Search the data for the word "Washing" and copy each line that has it.

> Dataset records on visual material
==========

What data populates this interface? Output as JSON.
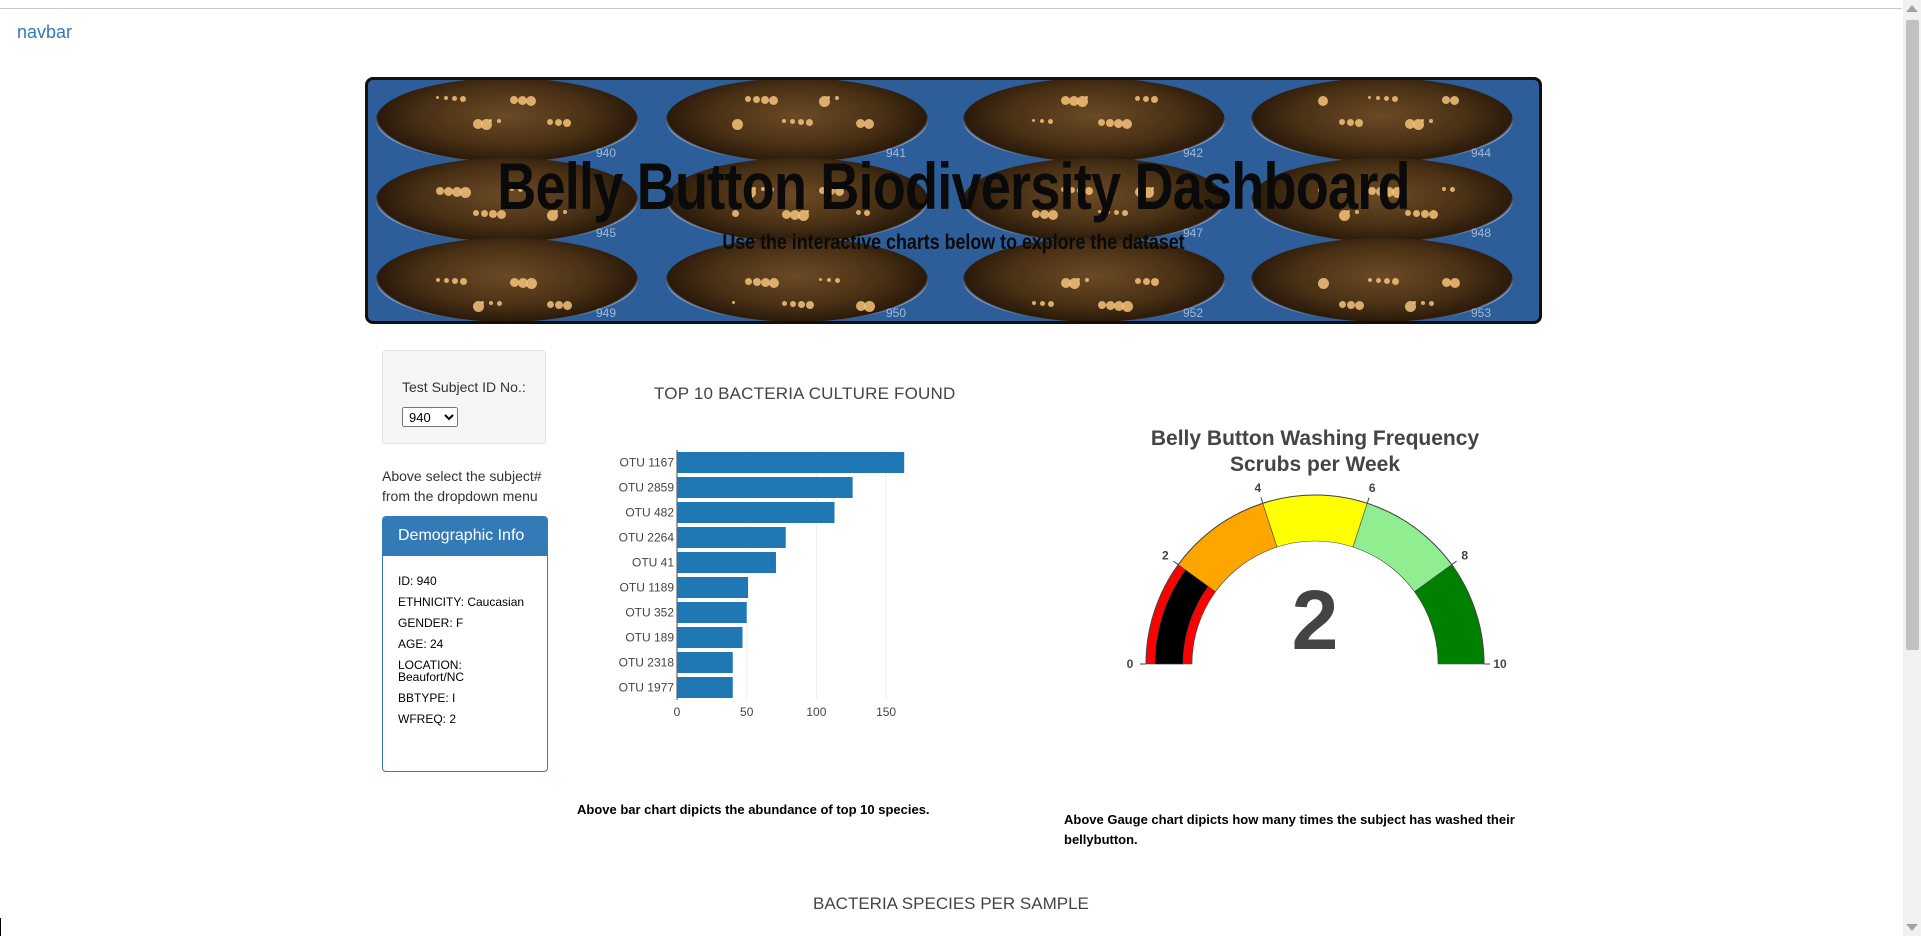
{
  "navbar": {
    "label": "navbar"
  },
  "hero": {
    "title": "Belly Button Biodiversity Dashboard",
    "subtitle": "Use the interactive charts below to explore the dataset",
    "dish_numbers": [
      "940",
      "941",
      "942",
      "944",
      "945",
      "947",
      "948",
      "949",
      "950",
      "952",
      "953"
    ]
  },
  "selector": {
    "label": "Test Subject ID No.:",
    "selected": "940",
    "hint": "Above select the subject# from the dropdown menu"
  },
  "demographics": {
    "heading": "Demographic Info",
    "rows": [
      "ID: 940",
      "ETHNICITY: Caucasian",
      "GENDER: F",
      "AGE: 24",
      "LOCATION: Beaufort/NC",
      "BBTYPE: I",
      "WFREQ: 2"
    ]
  },
  "bar_section": {
    "title": "TOP 10 BACTERIA CULTURE FOUND",
    "caption": "Above bar chart dipicts the abundance of top 10 species."
  },
  "gauge_section": {
    "title_line1": "Belly Button Washing Frequency",
    "title_line2": "Scrubs per Week",
    "value_label": "2",
    "caption": "Above Gauge chart dipicts how many times the subject has washed their bellybutton."
  },
  "species_section": {
    "title": "BACTERIA SPECIES PER SAMPLE"
  },
  "colors": {
    "bar": "#1f77b4",
    "panel_primary": "#337ab7",
    "gauge_steps": [
      "#ff0000",
      "#ffa500",
      "#ffff00",
      "#90ee90",
      "#008000"
    ],
    "gauge_needle": "#000000"
  },
  "chart_data": [
    {
      "type": "bar",
      "orientation": "horizontal",
      "title": "TOP 10 BACTERIA CULTURE FOUND",
      "categories": [
        "OTU 1167",
        "OTU 2859",
        "OTU 482",
        "OTU 2264",
        "OTU 41",
        "OTU 1189",
        "OTU 352",
        "OTU 189",
        "OTU 2318",
        "OTU 1977"
      ],
      "values": [
        163,
        126,
        113,
        78,
        71,
        51,
        50,
        47,
        40,
        40
      ],
      "xlim": [
        0,
        165
      ],
      "xticks": [
        0,
        50,
        100,
        150
      ],
      "grid": true
    },
    {
      "type": "gauge",
      "title": "Belly Button Washing Frequency Scrubs per Week",
      "value": 2,
      "range": [
        0,
        10
      ],
      "ticks": [
        0,
        2,
        4,
        6,
        8,
        10
      ],
      "steps": [
        [
          0,
          2
        ],
        [
          2,
          4
        ],
        [
          4,
          6
        ],
        [
          6,
          8
        ],
        [
          8,
          10
        ]
      ]
    }
  ]
}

==========

> RESPONSE AREA
    "title_line1": "Belly Button Washing Frequency",
      "title": "Belly Button Washing Frequency Scrubs per Week",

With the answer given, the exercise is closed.